WHAT THE EXERCISE ASKS: Retype the records below word for word and omit any image.

Stored data
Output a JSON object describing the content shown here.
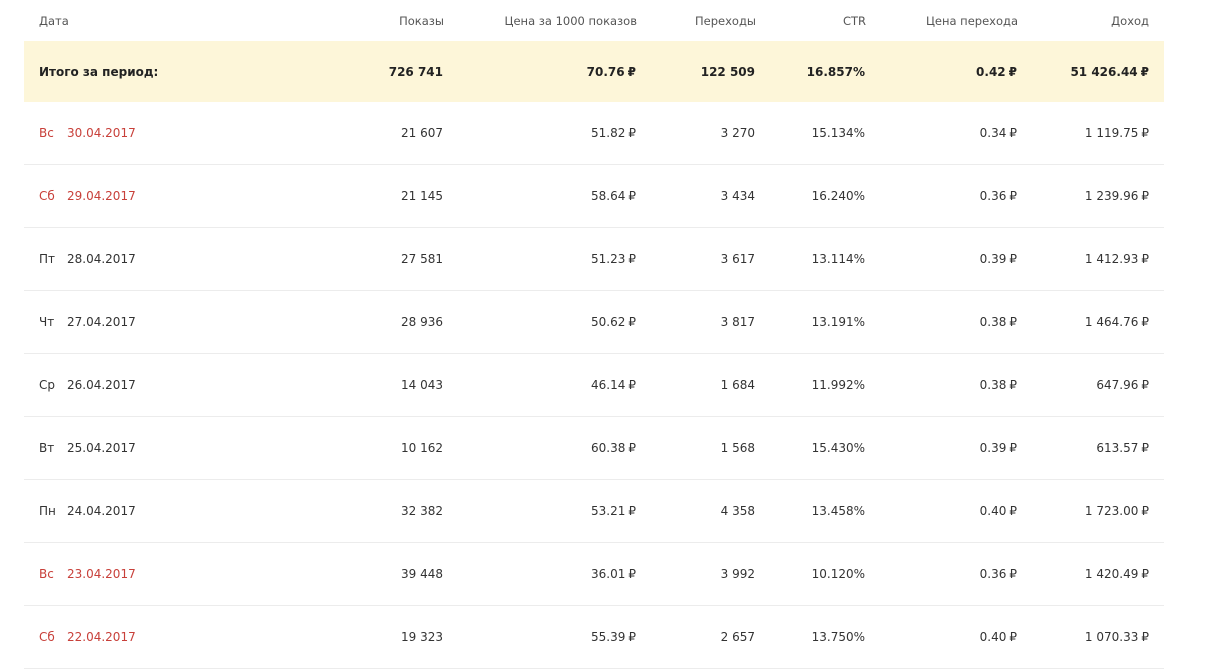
{
  "currency_symbol": "₽",
  "columns": {
    "date": "Дата",
    "impressions": "Показы",
    "cpm": "Цена за 1000 показов",
    "clicks": "Переходы",
    "ctr": "CTR",
    "cpc": "Цена перехода",
    "revenue": "Доход"
  },
  "summary": {
    "label": "Итого за период:",
    "impressions": "726 741",
    "cpm": "70.76",
    "clicks": "122 509",
    "ctr": "16.857%",
    "cpc": "0.42",
    "revenue": "51 426.44"
  },
  "rows": [
    {
      "dow": "Вс",
      "date": "30.04.2017",
      "weekend": true,
      "impressions": "21 607",
      "cpm": "51.82",
      "clicks": "3 270",
      "ctr": "15.134%",
      "cpc": "0.34",
      "revenue": "1 119.75"
    },
    {
      "dow": "Сб",
      "date": "29.04.2017",
      "weekend": true,
      "impressions": "21 145",
      "cpm": "58.64",
      "clicks": "3 434",
      "ctr": "16.240%",
      "cpc": "0.36",
      "revenue": "1 239.96"
    },
    {
      "dow": "Пт",
      "date": "28.04.2017",
      "weekend": false,
      "impressions": "27 581",
      "cpm": "51.23",
      "clicks": "3 617",
      "ctr": "13.114%",
      "cpc": "0.39",
      "revenue": "1 412.93"
    },
    {
      "dow": "Чт",
      "date": "27.04.2017",
      "weekend": false,
      "impressions": "28 936",
      "cpm": "50.62",
      "clicks": "3 817",
      "ctr": "13.191%",
      "cpc": "0.38",
      "revenue": "1 464.76"
    },
    {
      "dow": "Ср",
      "date": "26.04.2017",
      "weekend": false,
      "impressions": "14 043",
      "cpm": "46.14",
      "clicks": "1 684",
      "ctr": "11.992%",
      "cpc": "0.38",
      "revenue": "647.96"
    },
    {
      "dow": "Вт",
      "date": "25.04.2017",
      "weekend": false,
      "impressions": "10 162",
      "cpm": "60.38",
      "clicks": "1 568",
      "ctr": "15.430%",
      "cpc": "0.39",
      "revenue": "613.57"
    },
    {
      "dow": "Пн",
      "date": "24.04.2017",
      "weekend": false,
      "impressions": "32 382",
      "cpm": "53.21",
      "clicks": "4 358",
      "ctr": "13.458%",
      "cpc": "0.40",
      "revenue": "1 723.00"
    },
    {
      "dow": "Вс",
      "date": "23.04.2017",
      "weekend": true,
      "impressions": "39 448",
      "cpm": "36.01",
      "clicks": "3 992",
      "ctr": "10.120%",
      "cpc": "0.36",
      "revenue": "1 420.49"
    },
    {
      "dow": "Сб",
      "date": "22.04.2017",
      "weekend": true,
      "impressions": "19 323",
      "cpm": "55.39",
      "clicks": "2 657",
      "ctr": "13.750%",
      "cpc": "0.40",
      "revenue": "1 070.33"
    }
  ],
  "colors": {
    "summary_bg": "#fdf6d9",
    "weekend_text": "#c8403a",
    "row_border": "#ececec"
  }
}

ANSWER:
Output a JSON object describing the content shown here.
{
  "currency_symbol": "₽",
  "columns": {
    "date": "Дата",
    "impressions": "Показы",
    "cpm": "Цена за 1000 показов",
    "clicks": "Переходы",
    "ctr": "CTR",
    "cpc": "Цена перехода",
    "revenue": "Доход"
  },
  "summary": {
    "label": "Итого за период:",
    "impressions": "726 741",
    "cpm": "70.76",
    "clicks": "122 509",
    "ctr": "16.857%",
    "cpc": "0.42",
    "revenue": "51 426.44"
  },
  "rows": [
    {
      "dow": "Вс",
      "date": "30.04.2017",
      "weekend": true,
      "impressions": "21 607",
      "cpm": "51.82",
      "clicks": "3 270",
      "ctr": "15.134%",
      "cpc": "0.34",
      "revenue": "1 119.75"
    },
    {
      "dow": "Сб",
      "date": "29.04.2017",
      "weekend": true,
      "impressions": "21 145",
      "cpm": "58.64",
      "clicks": "3 434",
      "ctr": "16.240%",
      "cpc": "0.36",
      "revenue": "1 239.96"
    },
    {
      "dow": "Пт",
      "date": "28.04.2017",
      "weekend": false,
      "impressions": "27 581",
      "cpm": "51.23",
      "clicks": "3 617",
      "ctr": "13.114%",
      "cpc": "0.39",
      "revenue": "1 412.93"
    },
    {
      "dow": "Чт",
      "date": "27.04.2017",
      "weekend": false,
      "impressions": "28 936",
      "cpm": "50.62",
      "clicks": "3 817",
      "ctr": "13.191%",
      "cpc": "0.38",
      "revenue": "1 464.76"
    },
    {
      "dow": "Ср",
      "date": "26.04.2017",
      "weekend": false,
      "impressions": "14 043",
      "cpm": "46.14",
      "clicks": "1 684",
      "ctr": "11.992%",
      "cpc": "0.38",
      "revenue": "647.96"
    },
    {
      "dow": "Вт",
      "date": "25.04.2017",
      "weekend": false,
      "impressions": "10 162",
      "cpm": "60.38",
      "clicks": "1 568",
      "ctr": "15.430%",
      "cpc": "0.39",
      "revenue": "613.57"
    },
    {
      "dow": "Пн",
      "date": "24.04.2017",
      "weekend": false,
      "impressions": "32 382",
      "cpm": "53.21",
      "clicks": "4 358",
      "ctr": "13.458%",
      "cpc": "0.40",
      "revenue": "1 723.00"
    },
    {
      "dow": "Вс",
      "date": "23.04.2017",
      "weekend": true,
      "impressions": "39 448",
      "cpm": "36.01",
      "clicks": "3 992",
      "ctr": "10.120%",
      "cpc": "0.36",
      "revenue": "1 420.49"
    },
    {
      "dow": "Сб",
      "date": "22.04.2017",
      "weekend": true,
      "impressions": "19 323",
      "cpm": "55.39",
      "clicks": "2 657",
      "ctr": "13.750%",
      "cpc": "0.40",
      "revenue": "1 070.33"
    }
  ],
  "colors": {
    "summary_bg": "#fdf6d9",
    "weekend_text": "#c8403a",
    "row_border": "#ececec"
  }
}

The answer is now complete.